*Text to read*
The alternative routes mooted by TfNSW terminate the bus services to the CBD from the whole of Sydney north of the North Shore at the hopelessly congested Wynyard Park, at Druitt Street (requiring a right turn into Clarence Street) or dump buses into Castlereagh Street forcing them to return through the mother of all pinch points in Elizabeth Street northbound. I discussed this in the post
The Brown Peril (8 May 2014). The Baird government has now divulged inadvertently the extent of the congestion they will be causing in bus routes in the CBD.
The Pitt Street maul
Every bus from the Inner West and every bus that lays over at the capacious Lee Street terminus must inexorably pass through the intersection of Pitt Street and Eddy Avenue coming and going. Every one of these bus services will be crippled by the trams running on empty to George Street.

*Given information*
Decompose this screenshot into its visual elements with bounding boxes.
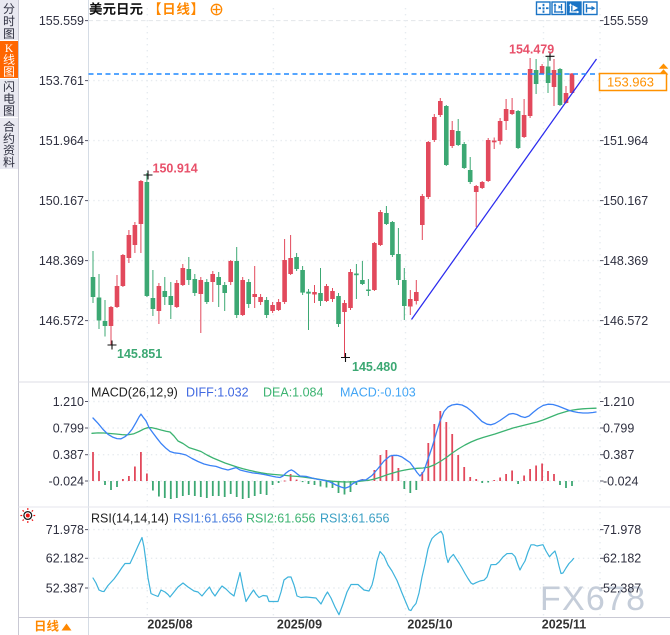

*Requirements*
1. Print the bus routes passage from "The alternative routes" up to and including "to George Street.".
2. Does the bus routes passage support each statement? Answer yes or no for each, and quote the words that decide it.
(a) The post "The Brown Peril" is dated 8 May 2014.
(b) The Druitt Street option requires a left turn into Clarence Street.
(c) Buses that lay over at the Lee Street terminus avoid the intersection of Pitt Street and Eddy Avenue.
3. According to the bus routes passage, what is the problem with sending buses into Castlereagh Street?
The listing isn't needed for any of this.

*Responses per task*
1.
The alternative routes mooted by TfNSW terminate the bus services to the CBD from the whole of Sydney north of the North Shore at the hopelessly congested Wynyard Park, at Druitt Street (requiring a right turn into Clarence Street) or dump buses into Castlereagh Street forcing them to return through the mother of all pinch points in Elizabeth Street northbound. I discussed this in the post
The Brown Peril (8 May 2014). The Baird government has now divulged inadvertently the extent of the congestion they will be causing in bus routes in the CBD.
The Pitt Street maul
Every bus from the Inner West and every bus that lays over at the capacious Lee Street terminus must inexorably pass through the intersection of Pitt Street and Eddy Avenue coming and going. Every one of these bus services will be crippled by the trams running on empty to George Street.

2.
(a) Yes: "The Brown Peril (8 May 2014)"
(b) No: "requiring a right turn into Clarence Street"
(c) No: "must inexorably pass through the intersection of Pitt Street and Eddy Avenue coming and going"

3. Buses sent into Castlereagh Street would have to return through Elizabeth Street northbound. The passage calls that stretch "the mother of all pinch points."